-- begin Input --

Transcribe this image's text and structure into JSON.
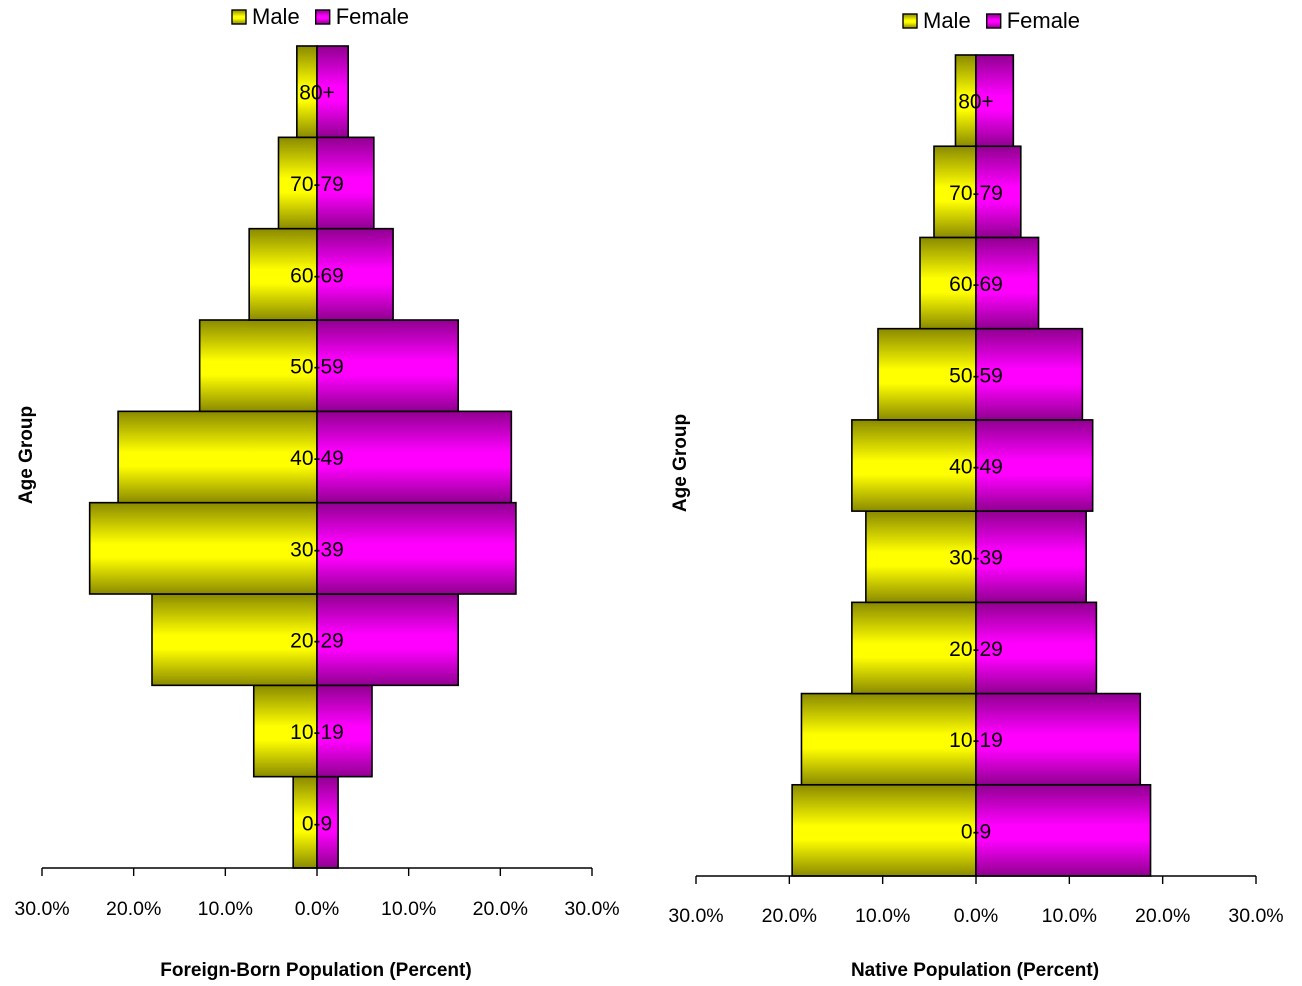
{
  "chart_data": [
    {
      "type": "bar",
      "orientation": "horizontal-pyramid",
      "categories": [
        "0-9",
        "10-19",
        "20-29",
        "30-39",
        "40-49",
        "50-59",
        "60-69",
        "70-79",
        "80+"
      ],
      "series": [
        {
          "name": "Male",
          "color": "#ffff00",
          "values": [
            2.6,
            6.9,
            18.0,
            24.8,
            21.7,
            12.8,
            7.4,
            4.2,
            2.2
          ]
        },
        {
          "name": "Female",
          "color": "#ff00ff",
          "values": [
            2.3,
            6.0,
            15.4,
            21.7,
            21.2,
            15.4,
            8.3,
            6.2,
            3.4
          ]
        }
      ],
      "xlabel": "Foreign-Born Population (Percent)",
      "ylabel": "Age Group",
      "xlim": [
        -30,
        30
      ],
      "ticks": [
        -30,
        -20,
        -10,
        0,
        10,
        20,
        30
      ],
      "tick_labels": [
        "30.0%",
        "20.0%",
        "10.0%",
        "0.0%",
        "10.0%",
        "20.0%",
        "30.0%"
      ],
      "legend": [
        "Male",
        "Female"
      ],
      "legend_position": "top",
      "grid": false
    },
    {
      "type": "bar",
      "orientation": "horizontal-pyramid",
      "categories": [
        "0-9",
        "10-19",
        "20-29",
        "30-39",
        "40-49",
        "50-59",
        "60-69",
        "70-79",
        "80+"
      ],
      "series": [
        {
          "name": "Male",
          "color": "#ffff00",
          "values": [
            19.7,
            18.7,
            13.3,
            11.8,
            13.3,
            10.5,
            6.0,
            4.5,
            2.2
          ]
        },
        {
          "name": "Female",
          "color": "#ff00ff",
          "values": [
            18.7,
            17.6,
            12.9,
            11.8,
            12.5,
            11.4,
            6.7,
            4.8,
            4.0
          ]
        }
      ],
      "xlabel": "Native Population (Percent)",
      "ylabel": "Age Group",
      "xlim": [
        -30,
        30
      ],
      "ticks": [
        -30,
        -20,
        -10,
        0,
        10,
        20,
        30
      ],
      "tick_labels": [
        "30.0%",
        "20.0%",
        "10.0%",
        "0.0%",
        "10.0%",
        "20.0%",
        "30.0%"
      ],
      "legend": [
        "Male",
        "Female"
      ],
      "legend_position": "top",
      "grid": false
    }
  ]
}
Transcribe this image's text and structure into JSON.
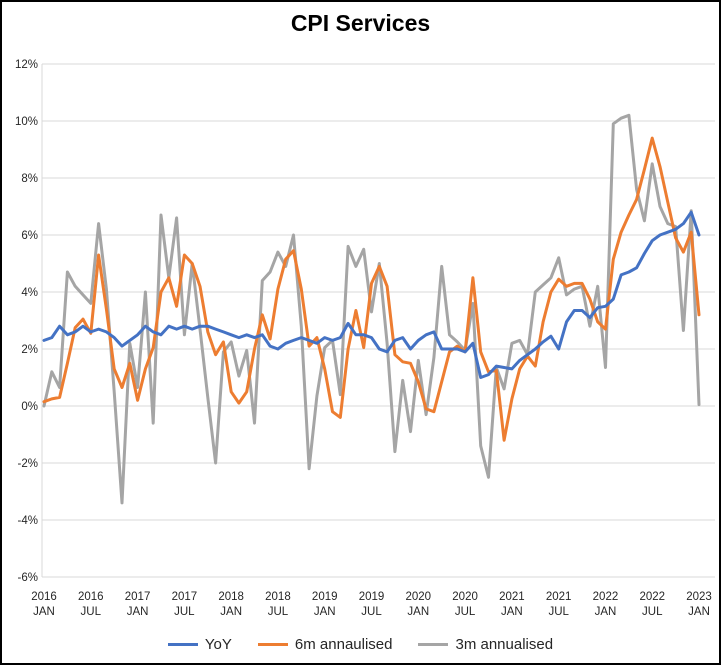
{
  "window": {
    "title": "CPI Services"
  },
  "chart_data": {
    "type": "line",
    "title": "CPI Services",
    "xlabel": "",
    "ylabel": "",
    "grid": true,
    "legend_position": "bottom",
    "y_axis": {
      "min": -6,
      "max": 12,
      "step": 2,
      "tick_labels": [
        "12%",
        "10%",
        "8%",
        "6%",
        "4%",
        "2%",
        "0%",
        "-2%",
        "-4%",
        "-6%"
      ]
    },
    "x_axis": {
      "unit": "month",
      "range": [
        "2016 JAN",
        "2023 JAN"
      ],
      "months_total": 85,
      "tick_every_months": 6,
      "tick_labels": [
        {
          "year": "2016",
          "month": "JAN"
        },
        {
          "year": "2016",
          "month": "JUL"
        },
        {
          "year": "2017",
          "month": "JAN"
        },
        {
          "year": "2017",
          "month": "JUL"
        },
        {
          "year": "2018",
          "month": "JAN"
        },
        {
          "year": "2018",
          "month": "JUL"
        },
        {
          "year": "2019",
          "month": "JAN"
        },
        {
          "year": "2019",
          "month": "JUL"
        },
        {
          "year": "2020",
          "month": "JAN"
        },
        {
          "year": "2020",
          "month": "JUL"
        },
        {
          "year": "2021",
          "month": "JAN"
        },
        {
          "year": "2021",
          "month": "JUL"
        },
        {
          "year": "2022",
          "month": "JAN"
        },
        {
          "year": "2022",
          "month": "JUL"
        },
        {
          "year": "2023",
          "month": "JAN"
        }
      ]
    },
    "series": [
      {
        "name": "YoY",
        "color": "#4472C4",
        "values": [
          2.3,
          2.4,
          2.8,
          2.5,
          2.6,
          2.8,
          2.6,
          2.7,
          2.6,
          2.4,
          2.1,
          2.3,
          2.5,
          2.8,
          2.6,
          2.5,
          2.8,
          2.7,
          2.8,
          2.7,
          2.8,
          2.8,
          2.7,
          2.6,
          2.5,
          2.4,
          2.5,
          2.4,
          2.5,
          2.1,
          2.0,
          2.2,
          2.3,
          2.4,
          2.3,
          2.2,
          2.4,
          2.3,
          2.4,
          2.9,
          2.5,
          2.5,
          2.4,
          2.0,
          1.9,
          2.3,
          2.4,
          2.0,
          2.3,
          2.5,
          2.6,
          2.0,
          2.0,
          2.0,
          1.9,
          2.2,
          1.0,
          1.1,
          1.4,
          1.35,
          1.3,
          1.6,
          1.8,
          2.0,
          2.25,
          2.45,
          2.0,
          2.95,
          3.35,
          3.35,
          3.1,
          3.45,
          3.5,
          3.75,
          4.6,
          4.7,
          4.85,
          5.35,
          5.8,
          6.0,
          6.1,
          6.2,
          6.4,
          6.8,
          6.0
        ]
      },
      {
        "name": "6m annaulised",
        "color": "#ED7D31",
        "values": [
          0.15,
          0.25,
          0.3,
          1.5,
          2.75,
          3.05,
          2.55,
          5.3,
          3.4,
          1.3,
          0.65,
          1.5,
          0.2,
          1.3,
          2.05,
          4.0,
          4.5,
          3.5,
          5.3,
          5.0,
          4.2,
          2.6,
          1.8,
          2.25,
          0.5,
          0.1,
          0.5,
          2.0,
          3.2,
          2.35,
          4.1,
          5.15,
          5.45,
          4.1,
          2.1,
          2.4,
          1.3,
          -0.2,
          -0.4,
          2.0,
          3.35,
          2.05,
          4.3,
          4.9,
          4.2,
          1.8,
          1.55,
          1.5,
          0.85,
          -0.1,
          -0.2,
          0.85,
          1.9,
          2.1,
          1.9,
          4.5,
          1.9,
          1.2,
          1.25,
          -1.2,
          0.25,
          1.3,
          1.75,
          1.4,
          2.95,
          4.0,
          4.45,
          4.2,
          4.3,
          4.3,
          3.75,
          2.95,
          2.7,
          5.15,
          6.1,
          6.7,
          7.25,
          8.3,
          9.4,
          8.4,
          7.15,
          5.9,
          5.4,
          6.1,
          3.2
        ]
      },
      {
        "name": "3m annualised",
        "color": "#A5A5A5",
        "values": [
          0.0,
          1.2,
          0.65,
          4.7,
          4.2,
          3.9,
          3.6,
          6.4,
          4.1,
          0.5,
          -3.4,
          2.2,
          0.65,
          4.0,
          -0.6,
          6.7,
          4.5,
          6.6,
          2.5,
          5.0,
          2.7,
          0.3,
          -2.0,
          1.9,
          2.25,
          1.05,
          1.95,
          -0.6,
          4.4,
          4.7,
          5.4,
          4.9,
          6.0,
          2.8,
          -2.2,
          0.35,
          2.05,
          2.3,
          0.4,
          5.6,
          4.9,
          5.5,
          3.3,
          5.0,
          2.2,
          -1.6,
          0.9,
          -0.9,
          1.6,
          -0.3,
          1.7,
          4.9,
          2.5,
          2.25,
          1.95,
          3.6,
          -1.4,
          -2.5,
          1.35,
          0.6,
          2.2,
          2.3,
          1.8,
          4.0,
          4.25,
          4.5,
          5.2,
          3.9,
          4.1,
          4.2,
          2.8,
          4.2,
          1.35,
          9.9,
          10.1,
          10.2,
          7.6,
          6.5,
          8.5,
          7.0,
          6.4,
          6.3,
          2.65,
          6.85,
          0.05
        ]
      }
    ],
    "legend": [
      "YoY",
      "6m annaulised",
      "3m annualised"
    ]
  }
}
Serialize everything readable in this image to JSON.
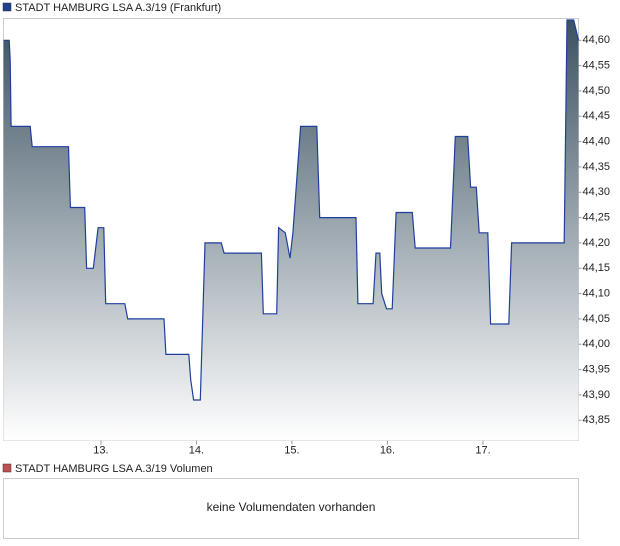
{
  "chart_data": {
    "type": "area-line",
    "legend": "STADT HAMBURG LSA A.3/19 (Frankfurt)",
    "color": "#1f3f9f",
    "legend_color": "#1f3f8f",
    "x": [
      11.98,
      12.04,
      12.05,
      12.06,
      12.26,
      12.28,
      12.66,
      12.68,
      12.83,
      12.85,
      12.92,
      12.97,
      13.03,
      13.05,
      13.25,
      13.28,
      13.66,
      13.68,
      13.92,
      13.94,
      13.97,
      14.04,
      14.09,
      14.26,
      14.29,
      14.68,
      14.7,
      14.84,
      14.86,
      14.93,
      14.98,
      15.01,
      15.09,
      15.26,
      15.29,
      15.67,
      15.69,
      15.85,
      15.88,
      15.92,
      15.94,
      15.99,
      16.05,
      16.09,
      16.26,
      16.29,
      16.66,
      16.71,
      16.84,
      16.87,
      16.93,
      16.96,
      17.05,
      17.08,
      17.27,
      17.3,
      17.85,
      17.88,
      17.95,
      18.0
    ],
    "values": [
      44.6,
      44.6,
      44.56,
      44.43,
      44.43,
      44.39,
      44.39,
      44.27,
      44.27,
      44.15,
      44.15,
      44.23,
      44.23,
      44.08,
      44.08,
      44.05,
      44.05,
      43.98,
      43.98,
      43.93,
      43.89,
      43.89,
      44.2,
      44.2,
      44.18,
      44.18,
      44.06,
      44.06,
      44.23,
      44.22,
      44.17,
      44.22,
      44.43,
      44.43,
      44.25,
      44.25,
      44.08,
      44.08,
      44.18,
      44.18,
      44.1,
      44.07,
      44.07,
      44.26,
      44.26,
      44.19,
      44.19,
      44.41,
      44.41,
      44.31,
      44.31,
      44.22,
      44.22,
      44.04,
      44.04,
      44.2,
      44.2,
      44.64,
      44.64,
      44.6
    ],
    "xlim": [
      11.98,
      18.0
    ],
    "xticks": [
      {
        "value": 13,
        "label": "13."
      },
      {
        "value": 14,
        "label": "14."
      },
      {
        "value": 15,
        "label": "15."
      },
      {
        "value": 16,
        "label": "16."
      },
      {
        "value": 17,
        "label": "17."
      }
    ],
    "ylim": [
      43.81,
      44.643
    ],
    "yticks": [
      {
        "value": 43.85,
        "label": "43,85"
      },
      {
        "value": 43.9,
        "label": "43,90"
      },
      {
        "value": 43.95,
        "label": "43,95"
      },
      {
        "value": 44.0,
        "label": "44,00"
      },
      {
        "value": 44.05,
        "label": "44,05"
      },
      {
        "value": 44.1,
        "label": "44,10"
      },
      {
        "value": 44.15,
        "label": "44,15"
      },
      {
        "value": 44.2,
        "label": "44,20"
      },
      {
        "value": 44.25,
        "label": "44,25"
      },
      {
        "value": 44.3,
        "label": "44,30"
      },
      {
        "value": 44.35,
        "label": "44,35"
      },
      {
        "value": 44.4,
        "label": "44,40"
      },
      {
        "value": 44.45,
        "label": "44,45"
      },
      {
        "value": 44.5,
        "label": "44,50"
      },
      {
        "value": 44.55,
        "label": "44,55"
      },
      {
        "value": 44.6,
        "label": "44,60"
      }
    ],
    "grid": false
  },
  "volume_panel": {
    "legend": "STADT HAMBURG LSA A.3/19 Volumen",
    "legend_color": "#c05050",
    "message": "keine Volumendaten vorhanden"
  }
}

-- end Input --

Brief -
Each line with the string "grid" in it needs to be found and copied.

Response to this exercise -
      "grid": false
      "grid": false
    "grid": true,
    "grid": false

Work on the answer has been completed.